→ Dataset items
▬▬▬▬▬▬
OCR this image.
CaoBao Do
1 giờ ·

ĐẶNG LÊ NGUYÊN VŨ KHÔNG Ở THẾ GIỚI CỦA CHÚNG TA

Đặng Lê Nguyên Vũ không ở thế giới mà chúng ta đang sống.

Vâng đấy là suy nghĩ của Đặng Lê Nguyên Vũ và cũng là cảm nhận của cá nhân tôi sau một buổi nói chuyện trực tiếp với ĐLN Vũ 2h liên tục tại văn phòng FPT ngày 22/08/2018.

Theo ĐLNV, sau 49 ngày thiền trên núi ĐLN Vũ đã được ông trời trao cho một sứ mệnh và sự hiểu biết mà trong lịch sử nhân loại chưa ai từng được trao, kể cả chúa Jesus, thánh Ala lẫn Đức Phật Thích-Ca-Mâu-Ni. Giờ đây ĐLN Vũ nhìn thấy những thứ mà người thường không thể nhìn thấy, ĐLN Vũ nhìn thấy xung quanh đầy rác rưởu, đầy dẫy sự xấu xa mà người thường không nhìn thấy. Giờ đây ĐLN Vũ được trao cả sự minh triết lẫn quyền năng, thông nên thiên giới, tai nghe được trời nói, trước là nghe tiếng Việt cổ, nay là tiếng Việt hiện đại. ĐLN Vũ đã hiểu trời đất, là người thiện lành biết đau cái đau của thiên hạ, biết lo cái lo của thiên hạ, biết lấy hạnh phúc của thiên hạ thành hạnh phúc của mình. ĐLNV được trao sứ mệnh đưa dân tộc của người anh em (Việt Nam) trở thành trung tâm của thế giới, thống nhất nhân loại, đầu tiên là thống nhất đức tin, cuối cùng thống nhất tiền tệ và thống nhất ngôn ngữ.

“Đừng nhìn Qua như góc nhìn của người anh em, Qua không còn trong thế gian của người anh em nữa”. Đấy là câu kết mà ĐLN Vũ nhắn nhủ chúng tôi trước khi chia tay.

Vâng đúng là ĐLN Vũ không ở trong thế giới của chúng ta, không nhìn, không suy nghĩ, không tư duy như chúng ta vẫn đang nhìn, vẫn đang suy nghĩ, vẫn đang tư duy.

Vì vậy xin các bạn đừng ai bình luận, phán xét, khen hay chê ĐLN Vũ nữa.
▬▬▬▬▬▬
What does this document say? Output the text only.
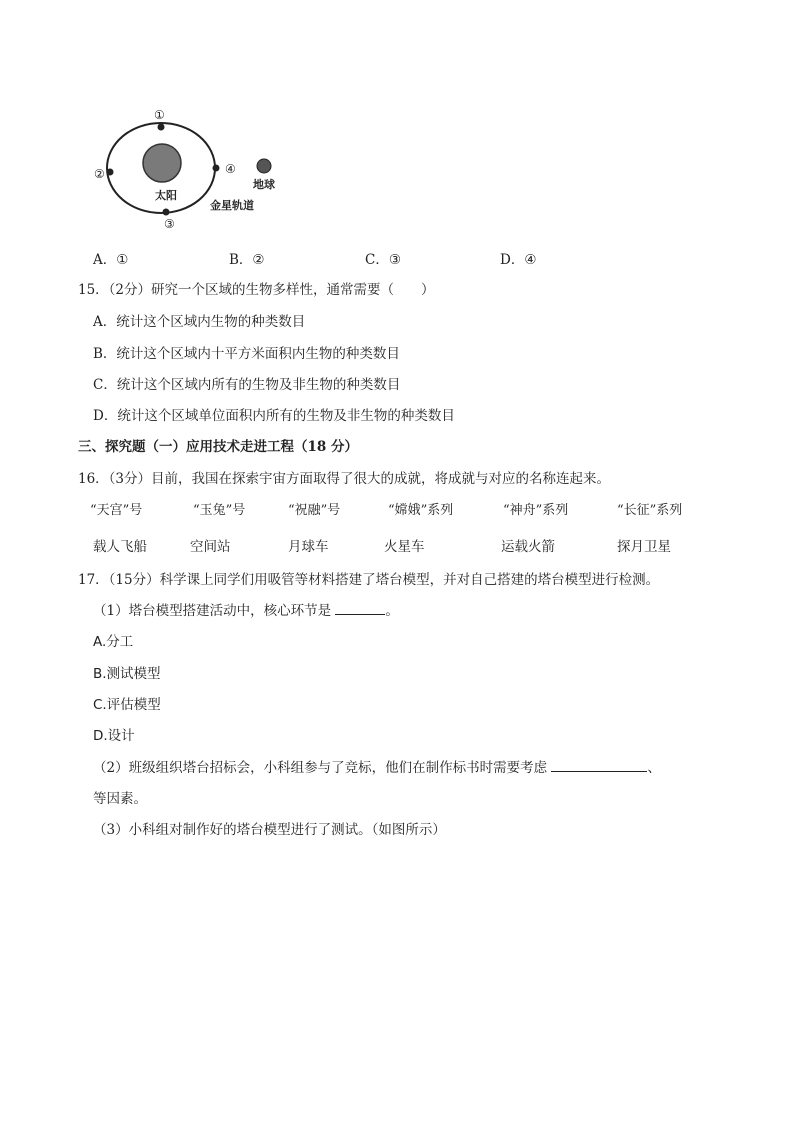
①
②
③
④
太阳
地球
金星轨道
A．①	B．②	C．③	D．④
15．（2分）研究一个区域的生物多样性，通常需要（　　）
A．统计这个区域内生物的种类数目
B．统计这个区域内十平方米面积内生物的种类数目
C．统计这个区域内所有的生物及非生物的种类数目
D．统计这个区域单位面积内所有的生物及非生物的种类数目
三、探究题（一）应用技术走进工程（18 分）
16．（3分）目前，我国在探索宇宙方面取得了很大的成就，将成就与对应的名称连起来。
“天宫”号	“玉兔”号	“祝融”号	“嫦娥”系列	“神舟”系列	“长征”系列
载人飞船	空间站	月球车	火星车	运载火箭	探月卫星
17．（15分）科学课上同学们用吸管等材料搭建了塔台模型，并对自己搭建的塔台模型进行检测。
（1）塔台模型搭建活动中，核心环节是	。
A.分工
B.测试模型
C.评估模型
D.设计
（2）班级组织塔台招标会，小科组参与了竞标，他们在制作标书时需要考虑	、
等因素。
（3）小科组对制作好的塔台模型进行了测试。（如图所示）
▬▬▬▬▬▬
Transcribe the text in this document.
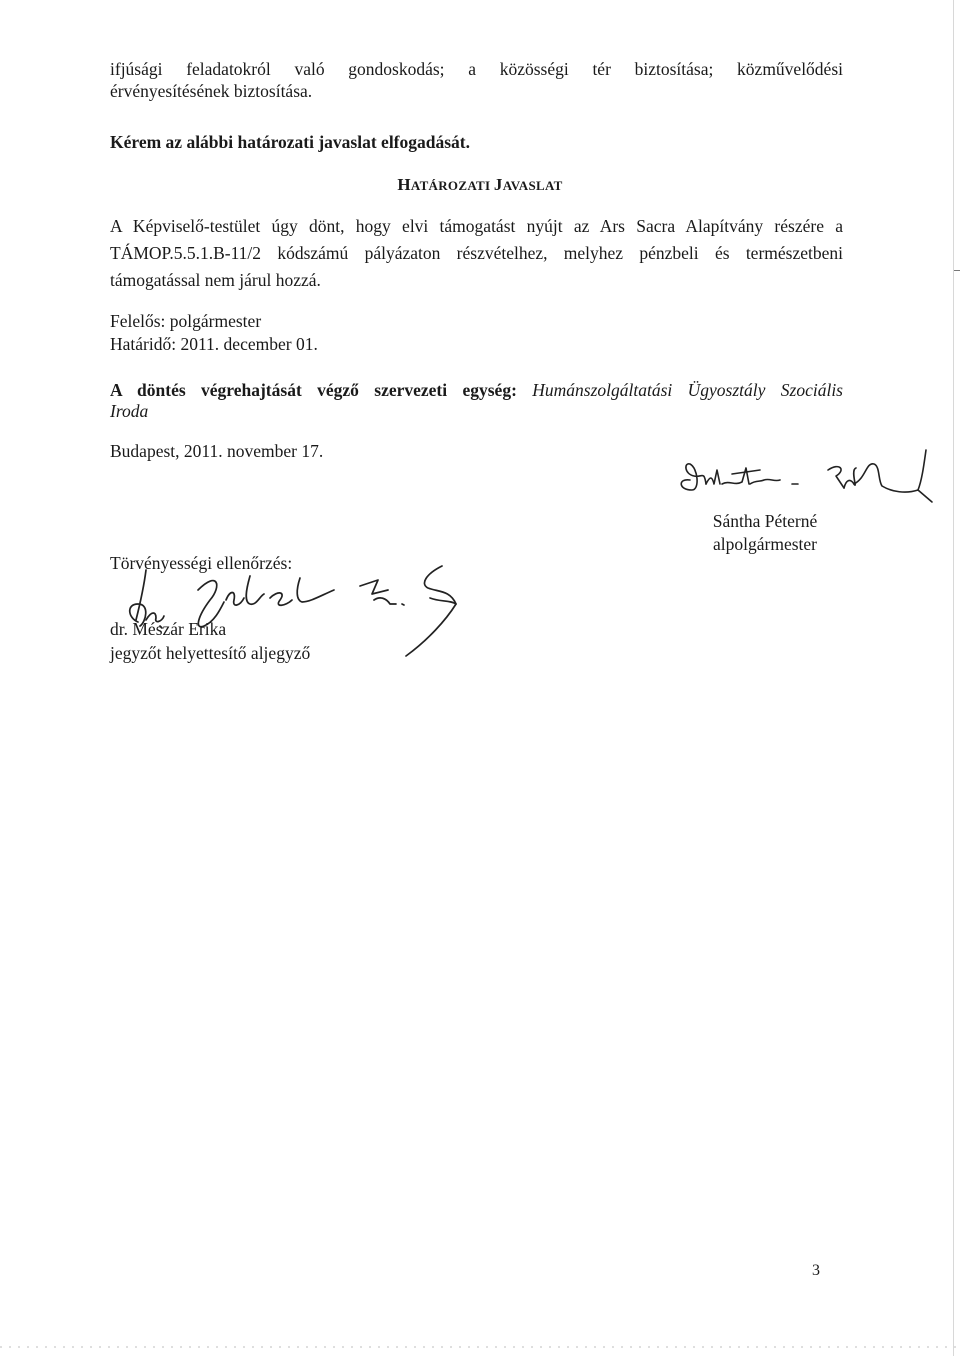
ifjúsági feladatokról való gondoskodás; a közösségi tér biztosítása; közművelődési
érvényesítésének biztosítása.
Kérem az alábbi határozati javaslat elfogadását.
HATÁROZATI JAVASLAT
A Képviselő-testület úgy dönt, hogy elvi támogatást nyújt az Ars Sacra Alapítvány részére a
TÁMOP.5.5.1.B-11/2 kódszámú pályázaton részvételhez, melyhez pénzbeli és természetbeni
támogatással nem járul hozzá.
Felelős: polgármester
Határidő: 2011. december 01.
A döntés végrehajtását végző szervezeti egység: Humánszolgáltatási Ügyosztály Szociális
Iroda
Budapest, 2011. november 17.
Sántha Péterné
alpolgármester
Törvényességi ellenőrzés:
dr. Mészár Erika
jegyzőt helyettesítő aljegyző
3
▬▬▬▬▬▬
→ What is expected
Identify each line in the entries with the word "nghĩ" and copy it.

→ In response
Vâng đấy là suy nghĩ của Đặng Lê Nguyên Vũ và cũng là cảm nhận của cá nhân tôi sau một buổi nói chuyện trực tiếp với ĐLN Vũ 2h liên tục tại văn phòng FPT ngày 22/08/2018.
Vâng đúng là ĐLN Vũ không ở trong thế giới của chúng ta, không nhìn, không suy nghĩ, không tư duy như chúng ta vẫn đang nhìn, vẫn đang suy nghĩ, vẫn đang tư duy.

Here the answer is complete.